## Required task
Extract the records in full, leaving every picture out.

(Data items)
========================

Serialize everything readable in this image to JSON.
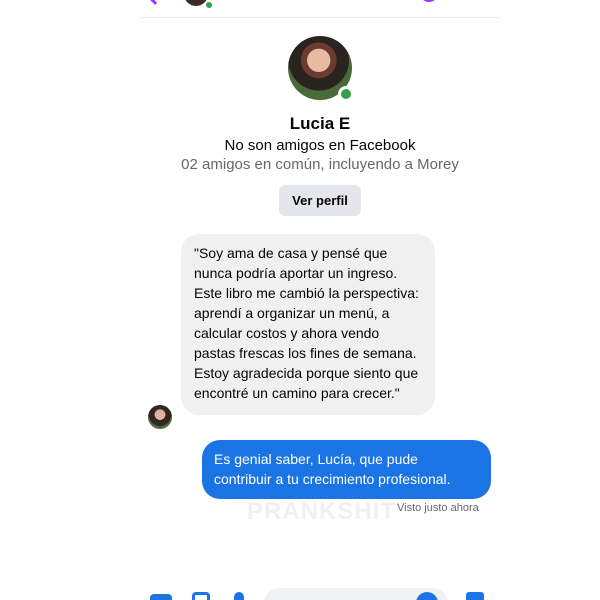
{
  "contact": {
    "name": "Lucia E",
    "relation": "No son amigos en Facebook",
    "mutual": "02 amigos en común, incluyendo a Morey"
  },
  "profile_button": "Ver perfil",
  "messages": [
    {
      "direction": "incoming",
      "text": "\"Soy ama de casa y pensé que nunca podría aportar un ingreso. Este libro me cambió la perspectiva: aprendí a organizar un menú, a calcular costos y ahora vendo pastas frescas los fines de semana. Estoy agradecida porque siento que encontré un camino para crecer.\""
    },
    {
      "direction": "outgoing",
      "text": "Es genial saber, Lucía, que pude contribuir a tu crecimiento profesional."
    }
  ],
  "seen_status": "Visto justo ahora",
  "watermark": "PRANKSHIT",
  "colors": {
    "accent": "#a033ff",
    "outgoing_bubble": "#1b74e4",
    "incoming_bubble": "#f0f0f0",
    "online": "#31a24c"
  },
  "icons": [
    "back-icon",
    "call-icon",
    "video-icon",
    "camera-icon",
    "gallery-icon",
    "mic-icon",
    "emoji-icon",
    "like-icon"
  ]
}
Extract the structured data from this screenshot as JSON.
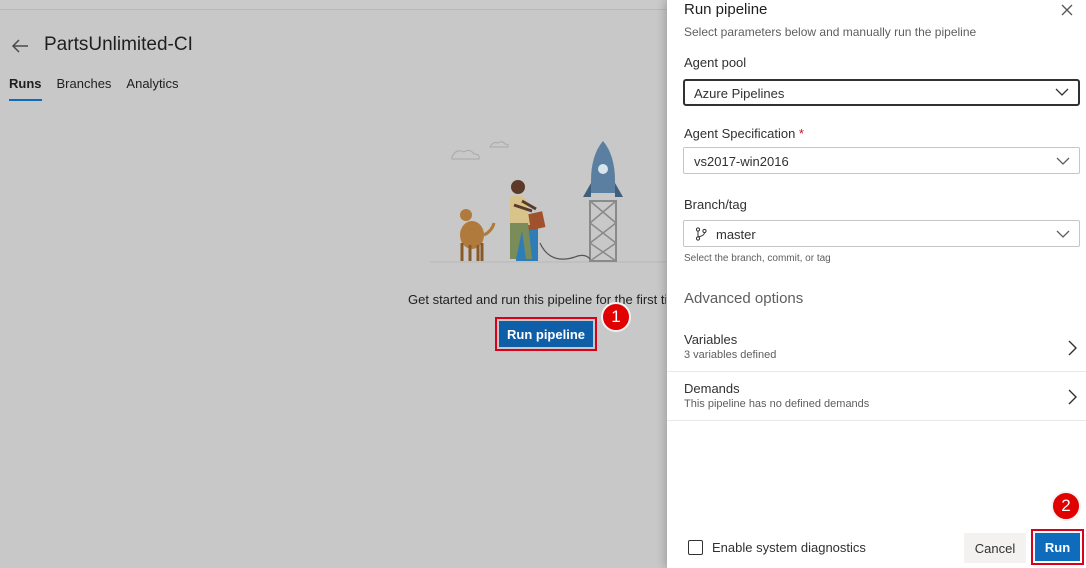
{
  "page": {
    "title": "PartsUnlimited-CI",
    "tabs": [
      "Runs",
      "Branches",
      "Analytics"
    ],
    "active_tab": "Runs",
    "empty_message": "Get started and run this pipeline for the first time",
    "run_pipeline_label": "Run pipeline"
  },
  "panel": {
    "title": "Run pipeline",
    "subtitle": "Select parameters below and manually run the pipeline",
    "agent_pool": {
      "label": "Agent pool",
      "value": "Azure Pipelines"
    },
    "agent_spec": {
      "label": "Agent Specification",
      "required_mark": "*",
      "value": "vs2017-win2016"
    },
    "branch": {
      "label": "Branch/tag",
      "value": "master",
      "hint": "Select the branch, commit, or tag"
    },
    "advanced_title": "Advanced options",
    "variables": {
      "title": "Variables",
      "subtitle": "3 variables defined"
    },
    "demands": {
      "title": "Demands",
      "subtitle": "This pipeline has no defined demands"
    },
    "diagnostics_label": "Enable system diagnostics",
    "diagnostics_checked": false,
    "cancel_label": "Cancel",
    "run_label": "Run"
  },
  "annotations": {
    "step1": "1",
    "step2": "2"
  },
  "icons": {
    "back": "back-arrow-icon",
    "close": "close-icon",
    "chevron_down": "chevron-down-icon",
    "chevron_right": "chevron-right-icon",
    "branch": "branch-icon",
    "illustration": "rocket-launch-illustration"
  },
  "colors": {
    "primary": "#0f6cbd",
    "annotation_red": "#e00000",
    "overlay_gray": "#c8c8c8",
    "required": "#c50f1f"
  }
}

========================

## Problem solution
Serialize everything readable in this image to JSON.
{
  "contact": {
    "name": "Lucia E",
    "relation": "No son amigos en Facebook",
    "mutual": "02 amigos en común, incluyendo a Morey"
  },
  "profile_button": "Ver perfil",
  "messages": [
    {
      "direction": "incoming",
      "text": "\"Soy ama de casa y pensé que nunca podría aportar un ingreso. Este libro me cambió la perspectiva: aprendí a organizar un menú, a calcular costos y ahora vendo pastas frescas los fines de semana. Estoy agradecida porque siento que encontré un camino para crecer.\""
    },
    {
      "direction": "outgoing",
      "text": "Es genial saber, Lucía, que pude contribuir a tu crecimiento profesional."
    }
  ],
  "seen_status": "Visto justo ahora",
  "watermark": "PRANKSHIT",
  "colors": {
    "accent": "#a033ff",
    "outgoing_bubble": "#1b74e4",
    "incoming_bubble": "#f0f0f0",
    "online": "#31a24c"
  },
  "icons": [
    "back-icon",
    "call-icon",
    "video-icon",
    "camera-icon",
    "gallery-icon",
    "mic-icon",
    "emoji-icon",
    "like-icon"
  ]
}
Extract the structured data from this screenshot as JSON.
{
  "page": {
    "title": "PartsUnlimited-CI",
    "tabs": [
      "Runs",
      "Branches",
      "Analytics"
    ],
    "active_tab": "Runs",
    "empty_message": "Get started and run this pipeline for the first time",
    "run_pipeline_label": "Run pipeline"
  },
  "panel": {
    "title": "Run pipeline",
    "subtitle": "Select parameters below and manually run the pipeline",
    "agent_pool": {
      "label": "Agent pool",
      "value": "Azure Pipelines"
    },
    "agent_spec": {
      "label": "Agent Specification",
      "required_mark": "*",
      "value": "vs2017-win2016"
    },
    "branch": {
      "label": "Branch/tag",
      "value": "master",
      "hint": "Select the branch, commit, or tag"
    },
    "advanced_title": "Advanced options",
    "variables": {
      "title": "Variables",
      "subtitle": "3 variables defined"
    },
    "demands": {
      "title": "Demands",
      "subtitle": "This pipeline has no defined demands"
    },
    "diagnostics_label": "Enable system diagnostics",
    "diagnostics_checked": false,
    "cancel_label": "Cancel",
    "run_label": "Run"
  },
  "annotations": {
    "step1": "1",
    "step2": "2"
  },
  "icons": {
    "back": "back-arrow-icon",
    "close": "close-icon",
    "chevron_down": "chevron-down-icon",
    "chevron_right": "chevron-right-icon",
    "branch": "branch-icon",
    "illustration": "rocket-launch-illustration"
  },
  "colors": {
    "primary": "#0f6cbd",
    "annotation_red": "#e00000",
    "overlay_gray": "#c8c8c8",
    "required": "#c50f1f"
  }
}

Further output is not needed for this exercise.